Description of the task:
Retype the data that follows line by line, exactly, and leave its pictures out.

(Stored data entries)
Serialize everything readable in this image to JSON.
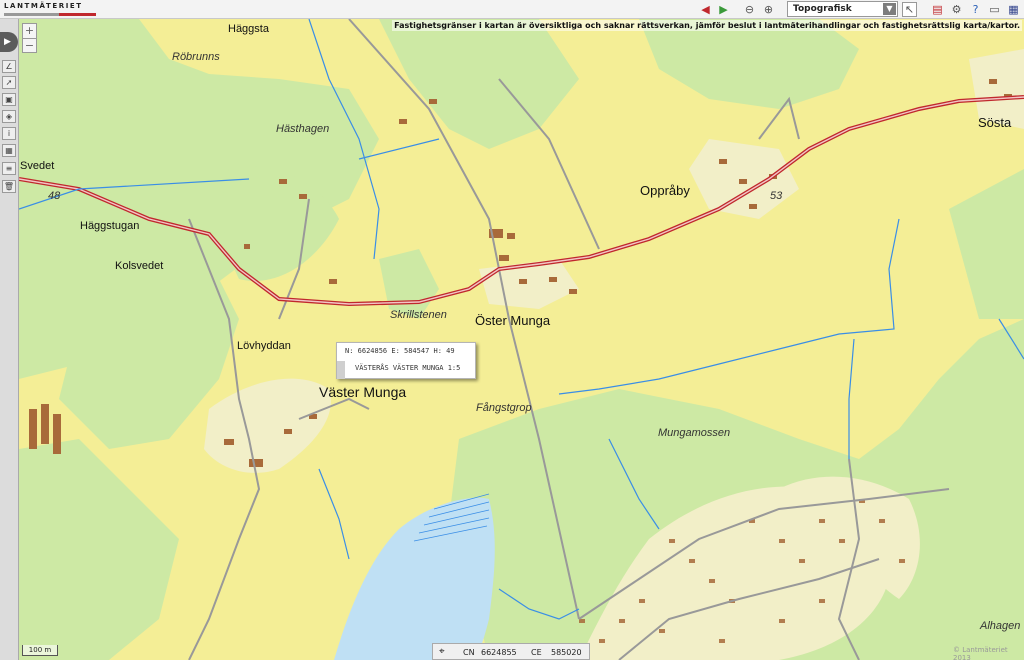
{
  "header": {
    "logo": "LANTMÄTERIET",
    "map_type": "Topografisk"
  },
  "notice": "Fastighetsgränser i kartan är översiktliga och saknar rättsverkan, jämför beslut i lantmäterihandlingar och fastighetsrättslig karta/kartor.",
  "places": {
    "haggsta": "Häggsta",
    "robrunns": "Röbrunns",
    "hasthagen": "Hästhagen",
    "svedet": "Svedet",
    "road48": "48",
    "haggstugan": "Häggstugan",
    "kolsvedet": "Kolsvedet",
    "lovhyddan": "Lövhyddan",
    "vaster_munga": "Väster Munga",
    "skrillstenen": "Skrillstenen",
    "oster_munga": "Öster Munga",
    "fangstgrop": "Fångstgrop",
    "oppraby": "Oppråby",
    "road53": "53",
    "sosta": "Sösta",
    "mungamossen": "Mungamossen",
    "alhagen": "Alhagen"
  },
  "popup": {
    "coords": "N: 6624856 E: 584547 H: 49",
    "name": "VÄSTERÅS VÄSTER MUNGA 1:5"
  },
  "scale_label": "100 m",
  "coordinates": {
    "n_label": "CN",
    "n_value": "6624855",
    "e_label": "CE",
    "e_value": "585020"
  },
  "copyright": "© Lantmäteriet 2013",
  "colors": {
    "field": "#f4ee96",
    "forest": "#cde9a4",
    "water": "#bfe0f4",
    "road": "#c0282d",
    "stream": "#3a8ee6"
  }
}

Solved exercise:
Serialize everything readable in this image to JSON.
{
  "header": {
    "logo": "LANTMÄTERIET",
    "map_type": "Topografisk"
  },
  "notice": "Fastighetsgränser i kartan är översiktliga och saknar rättsverkan, jämför beslut i lantmäterihandlingar och fastighetsrättslig karta/kartor.",
  "places": {
    "haggsta": "Häggsta",
    "robrunns": "Röbrunns",
    "hasthagen": "Hästhagen",
    "svedet": "Svedet",
    "road48": "48",
    "haggstugan": "Häggstugan",
    "kolsvedet": "Kolsvedet",
    "lovhyddan": "Lövhyddan",
    "vaster_munga": "Väster Munga",
    "skrillstenen": "Skrillstenen",
    "oster_munga": "Öster Munga",
    "fangstgrop": "Fångstgrop",
    "oppraby": "Oppråby",
    "road53": "53",
    "sosta": "Sösta",
    "mungamossen": "Mungamossen",
    "alhagen": "Alhagen"
  },
  "popup": {
    "coords": "N: 6624856 E: 584547 H: 49",
    "name": "VÄSTERÅS VÄSTER MUNGA 1:5"
  },
  "scale_label": "100 m",
  "coordinates": {
    "n_label": "CN",
    "n_value": "6624855",
    "e_label": "CE",
    "e_value": "585020"
  },
  "copyright": "© Lantmäteriet 2013",
  "colors": {
    "field": "#f4ee96",
    "forest": "#cde9a4",
    "water": "#bfe0f4",
    "road": "#c0282d",
    "stream": "#3a8ee6"
  }
}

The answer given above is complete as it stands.